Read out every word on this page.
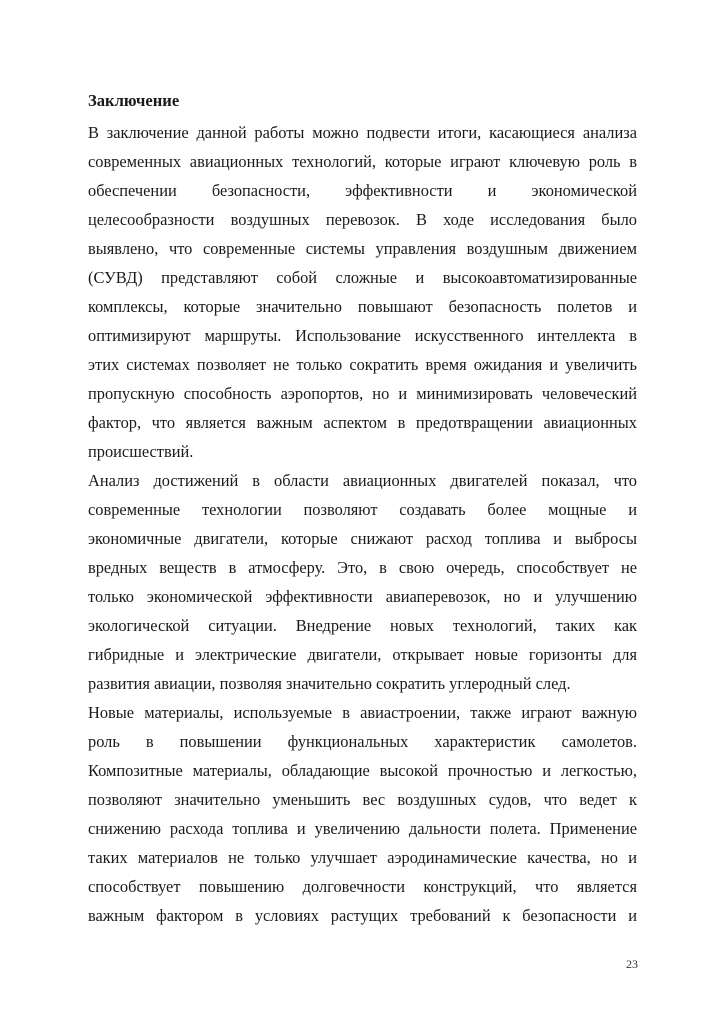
Заключение
В заключение данной работы можно подвести итоги, касающиеся анализа
современных авиационных технологий, которые играют ключевую роль в
обеспечении безопасности, эффективности и экономической
целесообразности воздушных перевозок. В ходе исследования было
выявлено, что современные системы управления воздушным движением
(СУВД) представляют собой сложные и высокоавтоматизированные
комплексы, которые значительно повышают безопасность полетов и
оптимизируют маршруты. Использование искусственного интеллекта в
этих системах позволяет не только сократить время ожидания и увеличить
пропускную способность аэропортов, но и минимизировать человеческий
фактор, что является важным аспектом в предотвращении авиационных
происшествий.
Анализ достижений в области авиационных двигателей показал, что
современные технологии позволяют создавать более мощные и
экономичные двигатели, которые снижают расход топлива и выбросы
вредных веществ в атмосферу. Это, в свою очередь, способствует не
только экономической эффективности авиаперевозок, но и улучшению
экологической ситуации. Внедрение новых технологий, таких как
гибридные и электрические двигатели, открывает новые горизонты для
развития авиации, позволяя значительно сократить углеродный след.
Новые материалы, используемые в авиастроении, также играют важную
роль в повышении функциональных характеристик самолетов.
Композитные материалы, обладающие высокой прочностью и легкостью,
позволяют значительно уменьшить вес воздушных судов, что ведет к
снижению расхода топлива и увеличению дальности полета. Применение
таких материалов не только улучшает аэродинамические качества, но и
способствует повышению долговечности конструкций, что является
важным фактором в условиях растущих требований к безопасности и
23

- - - - - - -

* Requirement: Repeat the records word for word. Any picture in them should be left out.

* Task answer:
Read out every word on this page.
Заключение
В заключение данной работы можно подвести итоги, касающиеся анализа
современных авиационных технологий, которые играют ключевую роль в
обеспечении безопасности, эффективности и экономической
целесообразности воздушных перевозок. В ходе исследования было
выявлено, что современные системы управления воздушным движением
(СУВД) представляют собой сложные и высокоавтоматизированные
комплексы, которые значительно повышают безопасность полетов и
оптимизируют маршруты. Использование искусственного интеллекта в
этих системах позволяет не только сократить время ожидания и увеличить
пропускную способность аэропортов, но и минимизировать человеческий
фактор, что является важным аспектом в предотвращении авиационных
происшествий.
Анализ достижений в области авиационных двигателей показал, что
современные технологии позволяют создавать более мощные и
экономичные двигатели, которые снижают расход топлива и выбросы
вредных веществ в атмосферу. Это, в свою очередь, способствует не
только экономической эффективности авиаперевозок, но и улучшению
экологической ситуации. Внедрение новых технологий, таких как
гибридные и электрические двигатели, открывает новые горизонты для
развития авиации, позволяя значительно сократить углеродный след.
Новые материалы, используемые в авиастроении, также играют важную
роль в повышении функциональных характеристик самолетов.
Композитные материалы, обладающие высокой прочностью и легкостью,
позволяют значительно уменьшить вес воздушных судов, что ведет к
снижению расхода топлива и увеличению дальности полета. Применение
таких материалов не только улучшает аэродинамические качества, но и
способствует повышению долговечности конструкций, что является
важным фактором в условиях растущих требований к безопасности и
23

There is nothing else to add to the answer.